Restate the entire listing word for word.

-- -- --

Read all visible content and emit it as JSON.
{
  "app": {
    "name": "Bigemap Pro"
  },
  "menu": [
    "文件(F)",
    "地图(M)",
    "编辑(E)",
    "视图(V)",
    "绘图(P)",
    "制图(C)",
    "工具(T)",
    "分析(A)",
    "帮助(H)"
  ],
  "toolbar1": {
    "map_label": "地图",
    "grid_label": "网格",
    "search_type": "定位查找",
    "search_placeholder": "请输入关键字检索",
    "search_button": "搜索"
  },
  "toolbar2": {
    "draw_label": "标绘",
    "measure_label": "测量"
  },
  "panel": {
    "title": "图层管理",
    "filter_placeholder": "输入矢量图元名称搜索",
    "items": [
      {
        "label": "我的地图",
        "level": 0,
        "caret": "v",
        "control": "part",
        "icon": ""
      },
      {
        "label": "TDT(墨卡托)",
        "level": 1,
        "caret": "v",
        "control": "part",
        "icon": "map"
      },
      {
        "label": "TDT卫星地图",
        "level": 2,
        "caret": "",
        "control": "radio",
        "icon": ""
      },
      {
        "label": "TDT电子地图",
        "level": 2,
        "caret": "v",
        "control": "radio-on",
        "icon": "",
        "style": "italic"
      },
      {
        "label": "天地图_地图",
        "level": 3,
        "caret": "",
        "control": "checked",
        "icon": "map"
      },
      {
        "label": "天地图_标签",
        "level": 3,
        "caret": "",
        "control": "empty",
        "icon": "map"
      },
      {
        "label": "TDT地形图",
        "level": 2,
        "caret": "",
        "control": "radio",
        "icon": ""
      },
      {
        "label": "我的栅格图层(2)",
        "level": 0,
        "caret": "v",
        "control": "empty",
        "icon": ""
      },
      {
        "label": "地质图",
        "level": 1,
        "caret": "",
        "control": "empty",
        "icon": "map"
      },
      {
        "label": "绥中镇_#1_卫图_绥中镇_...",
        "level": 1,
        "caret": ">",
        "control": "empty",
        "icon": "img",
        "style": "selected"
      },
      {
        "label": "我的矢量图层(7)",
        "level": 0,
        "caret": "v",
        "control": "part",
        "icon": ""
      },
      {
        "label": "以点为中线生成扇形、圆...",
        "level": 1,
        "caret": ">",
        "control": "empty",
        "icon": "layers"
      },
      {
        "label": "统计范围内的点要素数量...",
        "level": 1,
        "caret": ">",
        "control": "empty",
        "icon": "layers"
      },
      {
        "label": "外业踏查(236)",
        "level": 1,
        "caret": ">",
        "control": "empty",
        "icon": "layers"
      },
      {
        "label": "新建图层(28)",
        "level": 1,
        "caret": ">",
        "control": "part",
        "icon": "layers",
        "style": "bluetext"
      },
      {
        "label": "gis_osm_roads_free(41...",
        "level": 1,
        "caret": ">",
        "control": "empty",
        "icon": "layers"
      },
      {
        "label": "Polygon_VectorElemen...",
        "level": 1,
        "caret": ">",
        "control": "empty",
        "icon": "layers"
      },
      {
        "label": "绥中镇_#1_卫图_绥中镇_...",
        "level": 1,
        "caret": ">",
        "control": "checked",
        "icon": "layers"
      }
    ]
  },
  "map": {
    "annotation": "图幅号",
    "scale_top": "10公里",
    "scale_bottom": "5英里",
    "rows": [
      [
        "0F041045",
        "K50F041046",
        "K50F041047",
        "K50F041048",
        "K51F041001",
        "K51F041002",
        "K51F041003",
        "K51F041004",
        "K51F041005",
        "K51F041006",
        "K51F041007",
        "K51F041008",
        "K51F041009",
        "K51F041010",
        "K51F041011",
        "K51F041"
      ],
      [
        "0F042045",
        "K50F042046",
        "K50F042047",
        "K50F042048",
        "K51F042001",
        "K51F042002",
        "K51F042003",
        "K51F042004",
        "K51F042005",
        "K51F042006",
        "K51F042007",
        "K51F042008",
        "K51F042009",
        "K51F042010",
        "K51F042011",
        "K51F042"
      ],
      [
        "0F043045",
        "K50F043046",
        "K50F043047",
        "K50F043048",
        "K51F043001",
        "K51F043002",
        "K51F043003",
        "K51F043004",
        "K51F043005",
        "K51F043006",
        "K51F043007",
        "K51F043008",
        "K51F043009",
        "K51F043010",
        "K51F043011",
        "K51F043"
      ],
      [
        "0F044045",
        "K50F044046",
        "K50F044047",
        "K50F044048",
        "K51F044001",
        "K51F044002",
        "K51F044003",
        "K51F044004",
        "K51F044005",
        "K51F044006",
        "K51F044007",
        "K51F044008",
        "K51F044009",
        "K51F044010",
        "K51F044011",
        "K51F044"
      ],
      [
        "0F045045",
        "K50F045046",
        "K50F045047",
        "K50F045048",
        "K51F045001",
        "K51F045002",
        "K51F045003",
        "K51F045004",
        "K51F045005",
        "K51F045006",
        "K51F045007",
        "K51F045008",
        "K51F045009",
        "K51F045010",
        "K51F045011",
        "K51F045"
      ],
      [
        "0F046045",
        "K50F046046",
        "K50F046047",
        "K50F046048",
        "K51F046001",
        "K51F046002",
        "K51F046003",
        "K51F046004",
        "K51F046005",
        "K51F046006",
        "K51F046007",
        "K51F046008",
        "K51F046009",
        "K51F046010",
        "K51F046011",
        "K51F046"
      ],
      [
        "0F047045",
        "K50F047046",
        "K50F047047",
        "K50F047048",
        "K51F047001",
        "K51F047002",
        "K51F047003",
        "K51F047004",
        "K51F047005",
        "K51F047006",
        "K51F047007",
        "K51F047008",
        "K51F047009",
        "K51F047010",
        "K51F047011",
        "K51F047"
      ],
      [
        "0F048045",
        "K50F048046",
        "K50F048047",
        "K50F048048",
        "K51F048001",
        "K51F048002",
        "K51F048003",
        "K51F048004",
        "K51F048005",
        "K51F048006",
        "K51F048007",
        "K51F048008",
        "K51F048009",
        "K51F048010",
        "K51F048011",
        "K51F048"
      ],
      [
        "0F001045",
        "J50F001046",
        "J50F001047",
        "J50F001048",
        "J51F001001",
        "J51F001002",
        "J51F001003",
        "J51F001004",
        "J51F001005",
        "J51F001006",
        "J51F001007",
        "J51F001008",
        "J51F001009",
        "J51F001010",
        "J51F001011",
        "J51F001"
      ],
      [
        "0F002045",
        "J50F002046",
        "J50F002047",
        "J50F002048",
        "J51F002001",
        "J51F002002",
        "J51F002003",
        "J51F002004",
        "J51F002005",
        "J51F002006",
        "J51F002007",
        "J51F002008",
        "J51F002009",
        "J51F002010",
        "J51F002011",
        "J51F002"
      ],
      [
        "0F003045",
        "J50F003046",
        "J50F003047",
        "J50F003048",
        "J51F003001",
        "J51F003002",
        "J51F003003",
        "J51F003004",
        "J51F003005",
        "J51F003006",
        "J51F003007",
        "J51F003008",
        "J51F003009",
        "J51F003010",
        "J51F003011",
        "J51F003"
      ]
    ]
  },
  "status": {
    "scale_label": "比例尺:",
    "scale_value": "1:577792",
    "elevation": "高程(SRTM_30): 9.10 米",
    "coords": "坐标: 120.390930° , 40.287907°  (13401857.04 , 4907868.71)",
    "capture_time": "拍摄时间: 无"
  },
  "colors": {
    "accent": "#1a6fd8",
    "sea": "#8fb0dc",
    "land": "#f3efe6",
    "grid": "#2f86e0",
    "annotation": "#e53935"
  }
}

-- -- --

Exercise response:
Read all visible content and emit it as JSON.
{
  "app": {
    "name": "Bigemap Pro"
  },
  "menu": [
    "文件(F)",
    "地图(M)",
    "编辑(E)",
    "视图(V)",
    "绘图(P)",
    "制图(C)",
    "工具(T)",
    "分析(A)",
    "帮助(H)"
  ],
  "toolbar1": {
    "map_label": "地图",
    "grid_label": "网格",
    "search_type": "定位查找",
    "search_placeholder": "请输入关键字检索",
    "search_button": "搜索"
  },
  "toolbar2": {
    "draw_label": "标绘",
    "measure_label": "测量"
  },
  "panel": {
    "title": "图层管理",
    "filter_placeholder": "输入矢量图元名称搜索",
    "items": [
      {
        "label": "我的地图",
        "level": 0,
        "caret": "v",
        "control": "part",
        "icon": ""
      },
      {
        "label": "TDT(墨卡托)",
        "level": 1,
        "caret": "v",
        "control": "part",
        "icon": "map"
      },
      {
        "label": "TDT卫星地图",
        "level": 2,
        "caret": "",
        "control": "radio",
        "icon": ""
      },
      {
        "label": "TDT电子地图",
        "level": 2,
        "caret": "v",
        "control": "radio-on",
        "icon": "",
        "style": "italic"
      },
      {
        "label": "天地图_地图",
        "level": 3,
        "caret": "",
        "control": "checked",
        "icon": "map"
      },
      {
        "label": "天地图_标签",
        "level": 3,
        "caret": "",
        "control": "empty",
        "icon": "map"
      },
      {
        "label": "TDT地形图",
        "level": 2,
        "caret": "",
        "control": "radio",
        "icon": ""
      },
      {
        "label": "我的栅格图层(2)",
        "level": 0,
        "caret": "v",
        "control": "empty",
        "icon": ""
      },
      {
        "label": "地质图",
        "level": 1,
        "caret": "",
        "control": "empty",
        "icon": "map"
      },
      {
        "label": "绥中镇_#1_卫图_绥中镇_...",
        "level": 1,
        "caret": ">",
        "control": "empty",
        "icon": "img",
        "style": "selected"
      },
      {
        "label": "我的矢量图层(7)",
        "level": 0,
        "caret": "v",
        "control": "part",
        "icon": ""
      },
      {
        "label": "以点为中线生成扇形、圆...",
        "level": 1,
        "caret": ">",
        "control": "empty",
        "icon": "layers"
      },
      {
        "label": "统计范围内的点要素数量...",
        "level": 1,
        "caret": ">",
        "control": "empty",
        "icon": "layers"
      },
      {
        "label": "外业踏查(236)",
        "level": 1,
        "caret": ">",
        "control": "empty",
        "icon": "layers"
      },
      {
        "label": "新建图层(28)",
        "level": 1,
        "caret": ">",
        "control": "part",
        "icon": "layers",
        "style": "bluetext"
      },
      {
        "label": "gis_osm_roads_free(41...",
        "level": 1,
        "caret": ">",
        "control": "empty",
        "icon": "layers"
      },
      {
        "label": "Polygon_VectorElemen...",
        "level": 1,
        "caret": ">",
        "control": "empty",
        "icon": "layers"
      },
      {
        "label": "绥中镇_#1_卫图_绥中镇_...",
        "level": 1,
        "caret": ">",
        "control": "checked",
        "icon": "layers"
      }
    ]
  },
  "map": {
    "annotation": "图幅号",
    "scale_top": "10公里",
    "scale_bottom": "5英里",
    "rows": [
      [
        "0F041045",
        "K50F041046",
        "K50F041047",
        "K50F041048",
        "K51F041001",
        "K51F041002",
        "K51F041003",
        "K51F041004",
        "K51F041005",
        "K51F041006",
        "K51F041007",
        "K51F041008",
        "K51F041009",
        "K51F041010",
        "K51F041011",
        "K51F041"
      ],
      [
        "0F042045",
        "K50F042046",
        "K50F042047",
        "K50F042048",
        "K51F042001",
        "K51F042002",
        "K51F042003",
        "K51F042004",
        "K51F042005",
        "K51F042006",
        "K51F042007",
        "K51F042008",
        "K51F042009",
        "K51F042010",
        "K51F042011",
        "K51F042"
      ],
      [
        "0F043045",
        "K50F043046",
        "K50F043047",
        "K50F043048",
        "K51F043001",
        "K51F043002",
        "K51F043003",
        "K51F043004",
        "K51F043005",
        "K51F043006",
        "K51F043007",
        "K51F043008",
        "K51F043009",
        "K51F043010",
        "K51F043011",
        "K51F043"
      ],
      [
        "0F044045",
        "K50F044046",
        "K50F044047",
        "K50F044048",
        "K51F044001",
        "K51F044002",
        "K51F044003",
        "K51F044004",
        "K51F044005",
        "K51F044006",
        "K51F044007",
        "K51F044008",
        "K51F044009",
        "K51F044010",
        "K51F044011",
        "K51F044"
      ],
      [
        "0F045045",
        "K50F045046",
        "K50F045047",
        "K50F045048",
        "K51F045001",
        "K51F045002",
        "K51F045003",
        "K51F045004",
        "K51F045005",
        "K51F045006",
        "K51F045007",
        "K51F045008",
        "K51F045009",
        "K51F045010",
        "K51F045011",
        "K51F045"
      ],
      [
        "0F046045",
        "K50F046046",
        "K50F046047",
        "K50F046048",
        "K51F046001",
        "K51F046002",
        "K51F046003",
        "K51F046004",
        "K51F046005",
        "K51F046006",
        "K51F046007",
        "K51F046008",
        "K51F046009",
        "K51F046010",
        "K51F046011",
        "K51F046"
      ],
      [
        "0F047045",
        "K50F047046",
        "K50F047047",
        "K50F047048",
        "K51F047001",
        "K51F047002",
        "K51F047003",
        "K51F047004",
        "K51F047005",
        "K51F047006",
        "K51F047007",
        "K51F047008",
        "K51F047009",
        "K51F047010",
        "K51F047011",
        "K51F047"
      ],
      [
        "0F048045",
        "K50F048046",
        "K50F048047",
        "K50F048048",
        "K51F048001",
        "K51F048002",
        "K51F048003",
        "K51F048004",
        "K51F048005",
        "K51F048006",
        "K51F048007",
        "K51F048008",
        "K51F048009",
        "K51F048010",
        "K51F048011",
        "K51F048"
      ],
      [
        "0F001045",
        "J50F001046",
        "J50F001047",
        "J50F001048",
        "J51F001001",
        "J51F001002",
        "J51F001003",
        "J51F001004",
        "J51F001005",
        "J51F001006",
        "J51F001007",
        "J51F001008",
        "J51F001009",
        "J51F001010",
        "J51F001011",
        "J51F001"
      ],
      [
        "0F002045",
        "J50F002046",
        "J50F002047",
        "J50F002048",
        "J51F002001",
        "J51F002002",
        "J51F002003",
        "J51F002004",
        "J51F002005",
        "J51F002006",
        "J51F002007",
        "J51F002008",
        "J51F002009",
        "J51F002010",
        "J51F002011",
        "J51F002"
      ],
      [
        "0F003045",
        "J50F003046",
        "J50F003047",
        "J50F003048",
        "J51F003001",
        "J51F003002",
        "J51F003003",
        "J51F003004",
        "J51F003005",
        "J51F003006",
        "J51F003007",
        "J51F003008",
        "J51F003009",
        "J51F003010",
        "J51F003011",
        "J51F003"
      ]
    ]
  },
  "status": {
    "scale_label": "比例尺:",
    "scale_value": "1:577792",
    "elevation": "高程(SRTM_30): 9.10 米",
    "coords": "坐标: 120.390930° , 40.287907°  (13401857.04 , 4907868.71)",
    "capture_time": "拍摄时间: 无"
  },
  "colors": {
    "accent": "#1a6fd8",
    "sea": "#8fb0dc",
    "land": "#f3efe6",
    "grid": "#2f86e0",
    "annotation": "#e53935"
  }
}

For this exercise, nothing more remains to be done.